■ Your goal: Lines containing the word "name" are to be located and copied.

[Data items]
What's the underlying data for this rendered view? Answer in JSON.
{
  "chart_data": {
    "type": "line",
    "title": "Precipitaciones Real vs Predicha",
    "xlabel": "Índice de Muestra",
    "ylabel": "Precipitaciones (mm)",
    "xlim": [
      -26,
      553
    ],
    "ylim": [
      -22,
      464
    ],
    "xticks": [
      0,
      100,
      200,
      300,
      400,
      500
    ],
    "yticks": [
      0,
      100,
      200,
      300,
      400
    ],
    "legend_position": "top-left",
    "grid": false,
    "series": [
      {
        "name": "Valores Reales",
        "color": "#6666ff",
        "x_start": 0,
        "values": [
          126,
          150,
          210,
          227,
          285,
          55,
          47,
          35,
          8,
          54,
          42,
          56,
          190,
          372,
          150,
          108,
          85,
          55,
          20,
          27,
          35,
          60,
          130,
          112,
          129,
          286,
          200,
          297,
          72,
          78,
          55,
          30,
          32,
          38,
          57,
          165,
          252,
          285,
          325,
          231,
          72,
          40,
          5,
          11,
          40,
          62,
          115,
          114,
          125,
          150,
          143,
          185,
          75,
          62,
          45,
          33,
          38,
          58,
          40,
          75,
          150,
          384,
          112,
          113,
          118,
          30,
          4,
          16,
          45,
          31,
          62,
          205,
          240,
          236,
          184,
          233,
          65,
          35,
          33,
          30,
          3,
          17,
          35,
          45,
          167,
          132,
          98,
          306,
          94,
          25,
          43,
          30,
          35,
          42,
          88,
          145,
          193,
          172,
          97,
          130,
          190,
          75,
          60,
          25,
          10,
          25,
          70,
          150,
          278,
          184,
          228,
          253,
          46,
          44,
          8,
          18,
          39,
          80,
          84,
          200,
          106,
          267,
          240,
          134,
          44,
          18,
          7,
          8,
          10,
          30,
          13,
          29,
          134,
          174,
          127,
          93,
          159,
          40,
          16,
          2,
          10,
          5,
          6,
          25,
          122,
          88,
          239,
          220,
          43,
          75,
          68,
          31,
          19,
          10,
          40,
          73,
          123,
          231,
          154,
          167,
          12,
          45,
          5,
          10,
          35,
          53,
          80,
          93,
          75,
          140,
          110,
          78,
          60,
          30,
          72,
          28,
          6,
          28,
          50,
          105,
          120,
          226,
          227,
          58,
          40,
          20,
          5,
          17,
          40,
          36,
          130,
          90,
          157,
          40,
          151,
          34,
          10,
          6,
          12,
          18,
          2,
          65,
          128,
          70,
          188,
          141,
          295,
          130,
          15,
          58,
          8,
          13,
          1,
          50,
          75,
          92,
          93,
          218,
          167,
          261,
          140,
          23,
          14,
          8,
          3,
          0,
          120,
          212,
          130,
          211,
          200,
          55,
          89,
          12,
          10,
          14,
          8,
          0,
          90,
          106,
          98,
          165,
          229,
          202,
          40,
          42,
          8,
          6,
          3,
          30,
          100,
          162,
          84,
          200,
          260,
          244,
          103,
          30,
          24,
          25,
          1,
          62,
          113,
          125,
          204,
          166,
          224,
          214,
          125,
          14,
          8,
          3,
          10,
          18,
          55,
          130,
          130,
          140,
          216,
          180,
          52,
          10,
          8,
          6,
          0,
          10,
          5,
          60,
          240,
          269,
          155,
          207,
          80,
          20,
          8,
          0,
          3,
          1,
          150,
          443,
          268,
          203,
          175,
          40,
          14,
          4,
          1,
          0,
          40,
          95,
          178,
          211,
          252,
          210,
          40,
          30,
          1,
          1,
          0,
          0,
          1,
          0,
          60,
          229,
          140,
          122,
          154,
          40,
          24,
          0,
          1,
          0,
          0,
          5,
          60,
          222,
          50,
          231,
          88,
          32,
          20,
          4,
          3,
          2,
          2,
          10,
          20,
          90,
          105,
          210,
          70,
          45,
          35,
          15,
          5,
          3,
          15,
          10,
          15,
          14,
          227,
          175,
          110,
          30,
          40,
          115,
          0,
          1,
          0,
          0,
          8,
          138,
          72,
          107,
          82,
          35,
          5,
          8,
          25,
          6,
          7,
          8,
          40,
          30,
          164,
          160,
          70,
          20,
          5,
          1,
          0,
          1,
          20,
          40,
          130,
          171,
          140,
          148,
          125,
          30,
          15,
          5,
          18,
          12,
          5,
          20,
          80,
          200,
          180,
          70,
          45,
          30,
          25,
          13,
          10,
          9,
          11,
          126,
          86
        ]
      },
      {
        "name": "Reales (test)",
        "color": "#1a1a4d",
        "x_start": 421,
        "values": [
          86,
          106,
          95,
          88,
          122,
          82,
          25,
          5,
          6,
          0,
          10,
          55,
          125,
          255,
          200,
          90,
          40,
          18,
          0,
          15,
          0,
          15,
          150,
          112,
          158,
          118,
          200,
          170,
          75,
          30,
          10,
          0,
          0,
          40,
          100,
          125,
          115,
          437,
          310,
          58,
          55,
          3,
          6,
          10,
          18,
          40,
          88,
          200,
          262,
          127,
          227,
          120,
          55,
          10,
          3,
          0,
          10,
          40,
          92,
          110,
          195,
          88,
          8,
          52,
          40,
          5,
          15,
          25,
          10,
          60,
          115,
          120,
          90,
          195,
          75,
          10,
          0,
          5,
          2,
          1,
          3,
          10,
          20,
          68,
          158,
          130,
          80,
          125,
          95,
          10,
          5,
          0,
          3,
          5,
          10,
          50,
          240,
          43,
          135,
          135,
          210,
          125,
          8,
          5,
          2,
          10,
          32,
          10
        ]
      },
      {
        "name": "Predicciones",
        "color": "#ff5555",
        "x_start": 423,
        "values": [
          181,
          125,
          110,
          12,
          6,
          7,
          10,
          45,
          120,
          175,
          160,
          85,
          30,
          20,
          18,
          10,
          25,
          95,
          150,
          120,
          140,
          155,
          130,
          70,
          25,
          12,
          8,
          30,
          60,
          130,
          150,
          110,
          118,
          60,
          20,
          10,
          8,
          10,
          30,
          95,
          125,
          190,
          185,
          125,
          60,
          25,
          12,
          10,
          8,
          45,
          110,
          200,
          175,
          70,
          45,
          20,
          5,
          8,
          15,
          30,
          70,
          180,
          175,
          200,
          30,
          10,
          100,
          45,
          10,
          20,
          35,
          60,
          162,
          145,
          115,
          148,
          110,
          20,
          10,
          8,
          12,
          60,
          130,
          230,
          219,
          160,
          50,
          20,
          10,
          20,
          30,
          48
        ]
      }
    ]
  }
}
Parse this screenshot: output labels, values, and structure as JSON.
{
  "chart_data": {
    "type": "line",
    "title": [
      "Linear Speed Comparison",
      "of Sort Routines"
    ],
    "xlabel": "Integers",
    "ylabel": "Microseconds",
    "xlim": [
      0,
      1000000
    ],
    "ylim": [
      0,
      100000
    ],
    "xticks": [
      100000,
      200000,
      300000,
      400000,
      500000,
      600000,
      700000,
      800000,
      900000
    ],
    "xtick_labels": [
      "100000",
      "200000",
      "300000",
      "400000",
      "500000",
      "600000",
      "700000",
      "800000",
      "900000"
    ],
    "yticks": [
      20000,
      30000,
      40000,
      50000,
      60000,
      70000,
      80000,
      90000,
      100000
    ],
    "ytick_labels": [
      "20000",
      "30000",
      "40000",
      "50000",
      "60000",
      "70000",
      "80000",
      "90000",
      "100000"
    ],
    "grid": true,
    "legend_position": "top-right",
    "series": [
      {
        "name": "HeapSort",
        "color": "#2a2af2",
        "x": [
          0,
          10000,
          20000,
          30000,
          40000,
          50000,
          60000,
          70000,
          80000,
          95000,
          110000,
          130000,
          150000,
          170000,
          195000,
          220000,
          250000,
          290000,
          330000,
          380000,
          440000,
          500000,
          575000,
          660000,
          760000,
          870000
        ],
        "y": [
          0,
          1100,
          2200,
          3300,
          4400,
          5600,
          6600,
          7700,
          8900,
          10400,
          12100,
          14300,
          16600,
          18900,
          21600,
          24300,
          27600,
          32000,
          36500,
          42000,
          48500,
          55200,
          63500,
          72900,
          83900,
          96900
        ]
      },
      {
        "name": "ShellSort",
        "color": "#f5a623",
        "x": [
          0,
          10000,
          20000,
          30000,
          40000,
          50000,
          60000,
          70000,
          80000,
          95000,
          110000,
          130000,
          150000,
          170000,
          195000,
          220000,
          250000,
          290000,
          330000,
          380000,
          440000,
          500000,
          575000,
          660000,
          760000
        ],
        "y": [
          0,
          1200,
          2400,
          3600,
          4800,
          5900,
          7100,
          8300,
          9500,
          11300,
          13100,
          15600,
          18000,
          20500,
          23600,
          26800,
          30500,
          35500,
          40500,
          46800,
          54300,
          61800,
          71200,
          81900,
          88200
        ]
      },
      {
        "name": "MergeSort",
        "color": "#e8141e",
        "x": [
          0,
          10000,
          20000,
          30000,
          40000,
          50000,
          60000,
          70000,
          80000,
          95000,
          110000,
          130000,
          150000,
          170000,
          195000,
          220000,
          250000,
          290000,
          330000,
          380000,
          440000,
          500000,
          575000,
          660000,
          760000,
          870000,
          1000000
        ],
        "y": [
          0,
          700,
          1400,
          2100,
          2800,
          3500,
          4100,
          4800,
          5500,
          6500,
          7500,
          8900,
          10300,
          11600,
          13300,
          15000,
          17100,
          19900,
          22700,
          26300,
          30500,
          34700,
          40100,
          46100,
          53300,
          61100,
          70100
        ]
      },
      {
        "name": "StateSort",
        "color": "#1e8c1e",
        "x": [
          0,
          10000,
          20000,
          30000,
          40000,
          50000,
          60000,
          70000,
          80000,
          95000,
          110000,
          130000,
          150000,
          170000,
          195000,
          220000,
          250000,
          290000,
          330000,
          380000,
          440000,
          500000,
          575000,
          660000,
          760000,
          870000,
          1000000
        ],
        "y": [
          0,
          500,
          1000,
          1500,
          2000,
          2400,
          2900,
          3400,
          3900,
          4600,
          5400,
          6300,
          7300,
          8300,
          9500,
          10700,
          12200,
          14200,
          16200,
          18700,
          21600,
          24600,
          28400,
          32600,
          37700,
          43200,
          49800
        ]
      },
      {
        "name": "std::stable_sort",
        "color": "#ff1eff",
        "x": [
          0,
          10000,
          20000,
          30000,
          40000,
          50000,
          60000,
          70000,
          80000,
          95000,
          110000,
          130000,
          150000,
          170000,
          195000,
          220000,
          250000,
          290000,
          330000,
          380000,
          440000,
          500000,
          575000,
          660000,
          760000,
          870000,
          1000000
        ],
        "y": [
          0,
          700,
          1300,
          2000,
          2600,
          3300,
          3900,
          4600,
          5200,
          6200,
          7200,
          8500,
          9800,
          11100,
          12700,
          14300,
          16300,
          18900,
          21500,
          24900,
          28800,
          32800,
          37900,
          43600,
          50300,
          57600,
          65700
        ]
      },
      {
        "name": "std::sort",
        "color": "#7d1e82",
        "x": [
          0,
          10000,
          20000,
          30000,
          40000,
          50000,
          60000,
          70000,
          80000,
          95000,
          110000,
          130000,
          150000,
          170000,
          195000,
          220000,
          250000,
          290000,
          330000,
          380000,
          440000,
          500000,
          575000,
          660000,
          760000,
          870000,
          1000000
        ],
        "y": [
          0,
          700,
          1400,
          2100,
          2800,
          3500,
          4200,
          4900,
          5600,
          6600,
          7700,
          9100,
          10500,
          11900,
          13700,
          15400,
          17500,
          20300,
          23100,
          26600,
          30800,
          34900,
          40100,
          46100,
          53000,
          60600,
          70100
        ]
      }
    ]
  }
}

■ Written solution:
        "name": "Valores Reales",
        "name": "Reales (test)",
        "name": "Predicciones",
        "name": "HeapSort",
        "name": "ShellSort",
        "name": "MergeSort",
        "name": "StateSort",
        "name": "std::stable_sort",
        "name": "std::sort",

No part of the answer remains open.